(Dataset records)
* Begin *

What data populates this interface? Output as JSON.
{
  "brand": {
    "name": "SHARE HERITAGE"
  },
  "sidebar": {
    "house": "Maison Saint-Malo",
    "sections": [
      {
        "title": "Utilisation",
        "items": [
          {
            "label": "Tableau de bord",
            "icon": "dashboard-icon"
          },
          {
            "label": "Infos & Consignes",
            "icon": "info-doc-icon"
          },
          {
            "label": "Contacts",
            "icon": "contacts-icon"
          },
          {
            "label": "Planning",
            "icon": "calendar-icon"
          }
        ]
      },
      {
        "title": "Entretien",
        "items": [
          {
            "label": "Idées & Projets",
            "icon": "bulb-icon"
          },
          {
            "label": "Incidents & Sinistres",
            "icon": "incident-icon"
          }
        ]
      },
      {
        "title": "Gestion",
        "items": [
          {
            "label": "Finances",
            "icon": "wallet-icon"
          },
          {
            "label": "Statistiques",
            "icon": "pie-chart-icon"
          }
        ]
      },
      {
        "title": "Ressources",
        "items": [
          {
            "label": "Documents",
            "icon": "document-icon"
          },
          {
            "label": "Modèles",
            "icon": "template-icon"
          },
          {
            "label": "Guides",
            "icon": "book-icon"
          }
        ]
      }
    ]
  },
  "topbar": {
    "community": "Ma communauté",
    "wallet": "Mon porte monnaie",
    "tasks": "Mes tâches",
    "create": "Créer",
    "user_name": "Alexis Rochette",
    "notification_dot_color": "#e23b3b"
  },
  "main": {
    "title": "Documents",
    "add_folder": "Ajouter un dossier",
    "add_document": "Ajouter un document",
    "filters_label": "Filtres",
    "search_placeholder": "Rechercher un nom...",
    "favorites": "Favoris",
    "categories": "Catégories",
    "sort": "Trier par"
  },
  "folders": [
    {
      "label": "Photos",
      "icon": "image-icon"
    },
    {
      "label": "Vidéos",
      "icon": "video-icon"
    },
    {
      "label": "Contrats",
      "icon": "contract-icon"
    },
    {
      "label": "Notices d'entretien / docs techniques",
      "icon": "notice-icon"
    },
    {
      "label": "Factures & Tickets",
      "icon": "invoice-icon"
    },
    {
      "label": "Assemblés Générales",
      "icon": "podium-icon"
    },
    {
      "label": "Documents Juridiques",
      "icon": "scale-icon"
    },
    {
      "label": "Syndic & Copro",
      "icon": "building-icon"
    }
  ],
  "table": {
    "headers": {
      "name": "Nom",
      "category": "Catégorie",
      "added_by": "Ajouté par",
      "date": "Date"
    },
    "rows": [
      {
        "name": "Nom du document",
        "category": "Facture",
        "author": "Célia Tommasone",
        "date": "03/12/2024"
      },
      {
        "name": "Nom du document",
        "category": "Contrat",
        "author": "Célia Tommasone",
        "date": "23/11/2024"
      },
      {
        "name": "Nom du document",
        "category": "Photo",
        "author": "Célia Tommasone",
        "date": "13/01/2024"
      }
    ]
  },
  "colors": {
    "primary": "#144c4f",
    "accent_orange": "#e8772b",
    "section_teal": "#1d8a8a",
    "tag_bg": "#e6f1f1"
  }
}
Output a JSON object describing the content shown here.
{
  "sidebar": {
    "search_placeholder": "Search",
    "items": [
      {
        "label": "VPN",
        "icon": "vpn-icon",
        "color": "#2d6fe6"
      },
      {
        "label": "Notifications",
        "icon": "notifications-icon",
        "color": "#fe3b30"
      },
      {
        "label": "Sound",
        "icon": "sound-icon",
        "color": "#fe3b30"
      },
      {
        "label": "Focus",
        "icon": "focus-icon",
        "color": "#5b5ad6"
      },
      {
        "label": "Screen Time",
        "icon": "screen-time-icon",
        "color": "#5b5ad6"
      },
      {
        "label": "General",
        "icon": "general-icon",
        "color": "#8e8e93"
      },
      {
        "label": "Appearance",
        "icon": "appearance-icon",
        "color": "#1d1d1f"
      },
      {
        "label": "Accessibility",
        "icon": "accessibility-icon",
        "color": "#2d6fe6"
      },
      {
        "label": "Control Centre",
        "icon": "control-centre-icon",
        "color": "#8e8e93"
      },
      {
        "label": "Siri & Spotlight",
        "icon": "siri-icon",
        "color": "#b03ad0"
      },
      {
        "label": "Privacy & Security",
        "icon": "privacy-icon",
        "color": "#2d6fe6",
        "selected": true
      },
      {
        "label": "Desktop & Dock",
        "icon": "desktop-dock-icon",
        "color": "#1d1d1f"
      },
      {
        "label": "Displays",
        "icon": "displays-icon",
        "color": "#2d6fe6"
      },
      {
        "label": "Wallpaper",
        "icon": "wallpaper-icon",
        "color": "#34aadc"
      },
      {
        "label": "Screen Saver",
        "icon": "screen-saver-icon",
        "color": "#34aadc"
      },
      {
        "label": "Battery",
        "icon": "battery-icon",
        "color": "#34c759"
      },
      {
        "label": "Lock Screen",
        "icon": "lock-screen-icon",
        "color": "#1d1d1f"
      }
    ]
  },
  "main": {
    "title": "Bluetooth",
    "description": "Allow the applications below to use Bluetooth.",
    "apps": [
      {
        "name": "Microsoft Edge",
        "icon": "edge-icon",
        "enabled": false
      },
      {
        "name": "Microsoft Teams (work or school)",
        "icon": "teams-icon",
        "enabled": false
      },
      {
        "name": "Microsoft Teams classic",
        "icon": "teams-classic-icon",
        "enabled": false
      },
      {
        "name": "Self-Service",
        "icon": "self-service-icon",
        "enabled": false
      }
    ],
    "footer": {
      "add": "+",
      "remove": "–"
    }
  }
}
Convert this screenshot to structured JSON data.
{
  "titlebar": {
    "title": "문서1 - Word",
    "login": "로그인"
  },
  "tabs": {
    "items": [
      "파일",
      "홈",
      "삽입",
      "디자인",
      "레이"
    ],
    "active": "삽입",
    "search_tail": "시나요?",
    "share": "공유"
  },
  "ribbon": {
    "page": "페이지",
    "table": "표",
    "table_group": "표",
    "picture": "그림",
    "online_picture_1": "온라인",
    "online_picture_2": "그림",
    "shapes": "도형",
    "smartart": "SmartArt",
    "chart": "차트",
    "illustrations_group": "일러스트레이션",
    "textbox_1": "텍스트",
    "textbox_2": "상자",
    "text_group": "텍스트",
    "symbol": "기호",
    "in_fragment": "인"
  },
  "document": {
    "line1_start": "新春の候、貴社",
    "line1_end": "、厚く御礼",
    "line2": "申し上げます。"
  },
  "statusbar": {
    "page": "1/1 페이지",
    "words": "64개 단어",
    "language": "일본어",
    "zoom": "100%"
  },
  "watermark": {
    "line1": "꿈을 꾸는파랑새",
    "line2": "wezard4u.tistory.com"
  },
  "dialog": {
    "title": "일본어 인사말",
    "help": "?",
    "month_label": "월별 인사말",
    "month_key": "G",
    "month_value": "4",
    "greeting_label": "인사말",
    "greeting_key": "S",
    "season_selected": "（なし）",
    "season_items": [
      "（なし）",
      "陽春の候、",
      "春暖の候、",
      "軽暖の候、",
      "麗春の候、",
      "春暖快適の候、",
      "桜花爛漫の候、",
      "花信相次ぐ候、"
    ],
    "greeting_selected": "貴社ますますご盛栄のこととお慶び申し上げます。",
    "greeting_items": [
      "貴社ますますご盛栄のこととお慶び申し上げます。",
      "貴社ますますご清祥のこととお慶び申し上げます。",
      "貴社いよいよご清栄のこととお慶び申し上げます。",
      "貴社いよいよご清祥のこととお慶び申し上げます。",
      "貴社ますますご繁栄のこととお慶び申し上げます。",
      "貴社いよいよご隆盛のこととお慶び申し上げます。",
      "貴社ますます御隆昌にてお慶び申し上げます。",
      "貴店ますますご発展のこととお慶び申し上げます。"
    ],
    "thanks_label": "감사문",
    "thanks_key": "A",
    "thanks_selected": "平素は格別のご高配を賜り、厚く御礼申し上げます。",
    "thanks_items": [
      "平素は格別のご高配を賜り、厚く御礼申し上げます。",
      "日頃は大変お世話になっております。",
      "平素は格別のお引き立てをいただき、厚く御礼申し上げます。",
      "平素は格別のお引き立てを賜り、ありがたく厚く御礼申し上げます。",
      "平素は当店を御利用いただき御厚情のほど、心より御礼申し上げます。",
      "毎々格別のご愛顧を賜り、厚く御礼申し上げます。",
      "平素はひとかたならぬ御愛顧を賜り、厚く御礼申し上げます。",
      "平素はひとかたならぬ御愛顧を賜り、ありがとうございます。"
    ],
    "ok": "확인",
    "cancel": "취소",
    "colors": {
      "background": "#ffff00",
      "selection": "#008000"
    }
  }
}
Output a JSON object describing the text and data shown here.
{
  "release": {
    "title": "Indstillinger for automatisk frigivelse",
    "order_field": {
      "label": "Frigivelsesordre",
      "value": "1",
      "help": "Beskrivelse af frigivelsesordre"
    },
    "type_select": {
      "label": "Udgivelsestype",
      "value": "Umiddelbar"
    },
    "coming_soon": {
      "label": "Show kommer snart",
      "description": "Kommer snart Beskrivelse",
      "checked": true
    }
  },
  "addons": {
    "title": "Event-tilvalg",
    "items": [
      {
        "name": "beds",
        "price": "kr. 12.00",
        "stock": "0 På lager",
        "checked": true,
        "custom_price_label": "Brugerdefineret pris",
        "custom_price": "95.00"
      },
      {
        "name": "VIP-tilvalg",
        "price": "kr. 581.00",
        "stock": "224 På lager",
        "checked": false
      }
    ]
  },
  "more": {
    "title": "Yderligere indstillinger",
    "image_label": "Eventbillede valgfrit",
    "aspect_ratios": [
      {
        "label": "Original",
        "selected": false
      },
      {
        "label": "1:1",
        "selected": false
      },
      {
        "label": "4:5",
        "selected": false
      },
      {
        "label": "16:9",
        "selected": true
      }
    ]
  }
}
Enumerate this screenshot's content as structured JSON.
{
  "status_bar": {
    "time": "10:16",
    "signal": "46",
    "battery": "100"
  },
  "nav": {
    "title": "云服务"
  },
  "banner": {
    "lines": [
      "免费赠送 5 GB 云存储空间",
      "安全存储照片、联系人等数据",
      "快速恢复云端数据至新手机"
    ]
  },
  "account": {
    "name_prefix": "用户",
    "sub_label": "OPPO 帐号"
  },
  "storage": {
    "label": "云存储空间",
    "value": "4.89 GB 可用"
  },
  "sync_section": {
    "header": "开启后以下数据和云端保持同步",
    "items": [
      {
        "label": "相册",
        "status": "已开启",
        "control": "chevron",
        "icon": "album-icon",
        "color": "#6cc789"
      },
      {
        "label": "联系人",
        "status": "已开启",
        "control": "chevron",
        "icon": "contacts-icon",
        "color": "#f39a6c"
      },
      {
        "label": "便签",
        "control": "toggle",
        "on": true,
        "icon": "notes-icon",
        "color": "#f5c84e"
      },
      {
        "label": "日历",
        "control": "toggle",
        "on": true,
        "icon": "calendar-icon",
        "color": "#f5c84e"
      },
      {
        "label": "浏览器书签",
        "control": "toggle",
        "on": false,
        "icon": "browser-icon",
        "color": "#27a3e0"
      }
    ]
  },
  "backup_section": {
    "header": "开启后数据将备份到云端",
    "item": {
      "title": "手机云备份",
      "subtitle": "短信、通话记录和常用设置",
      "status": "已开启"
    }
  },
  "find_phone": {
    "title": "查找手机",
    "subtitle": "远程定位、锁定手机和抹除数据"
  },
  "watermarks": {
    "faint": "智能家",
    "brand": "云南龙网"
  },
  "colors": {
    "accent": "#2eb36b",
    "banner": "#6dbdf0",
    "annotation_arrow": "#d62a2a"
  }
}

* End *

## Exercise:
Beginning at the line where "Enumerate this screenshot's" appears, extract each line through the end of the data above; keep them exact and include nothing else.

## Result of this task:
Enumerate this screenshot's content as structured JSON.
{
  "status_bar": {
    "time": "10:16",
    "signal": "46",
    "battery": "100"
  },
  "nav": {
    "title": "云服务"
  },
  "banner": {
    "lines": [
      "免费赠送 5 GB 云存储空间",
      "安全存储照片、联系人等数据",
      "快速恢复云端数据至新手机"
    ]
  },
  "account": {
    "name_prefix": "用户",
    "sub_label": "OPPO 帐号"
  },
  "storage": {
    "label": "云存储空间",
    "value": "4.89 GB 可用"
  },
  "sync_section": {
    "header": "开启后以下数据和云端保持同步",
    "items": [
      {
        "label": "相册",
        "status": "已开启",
        "control": "chevron",
        "icon": "album-icon",
        "color": "#6cc789"
      },
      {
        "label": "联系人",
        "status": "已开启",
        "control": "chevron",
        "icon": "contacts-icon",
        "color": "#f39a6c"
      },
      {
        "label": "便签",
        "control": "toggle",
        "on": true,
        "icon": "notes-icon",
        "color": "#f5c84e"
      },
      {
        "label": "日历",
        "control": "toggle",
        "on": true,
        "icon": "calendar-icon",
        "color": "#f5c84e"
      },
      {
        "label": "浏览器书签",
        "control": "toggle",
        "on": false,
        "icon": "browser-icon",
        "color": "#27a3e0"
      }
    ]
  },
  "backup_section": {
    "header": "开启后数据将备份到云端",
    "item": {
      "title": "手机云备份",
      "subtitle": "短信、通话记录和常用设置",
      "status": "已开启"
    }
  },
  "find_phone": {
    "title": "查找手机",
    "subtitle": "远程定位、锁定手机和抹除数据"
  },
  "watermarks": {
    "faint": "智能家",
    "brand": "云南龙网"
  },
  "colors": {
    "accent": "#2eb36b",
    "banner": "#6dbdf0",
    "annotation_arrow": "#d62a2a"
  }
}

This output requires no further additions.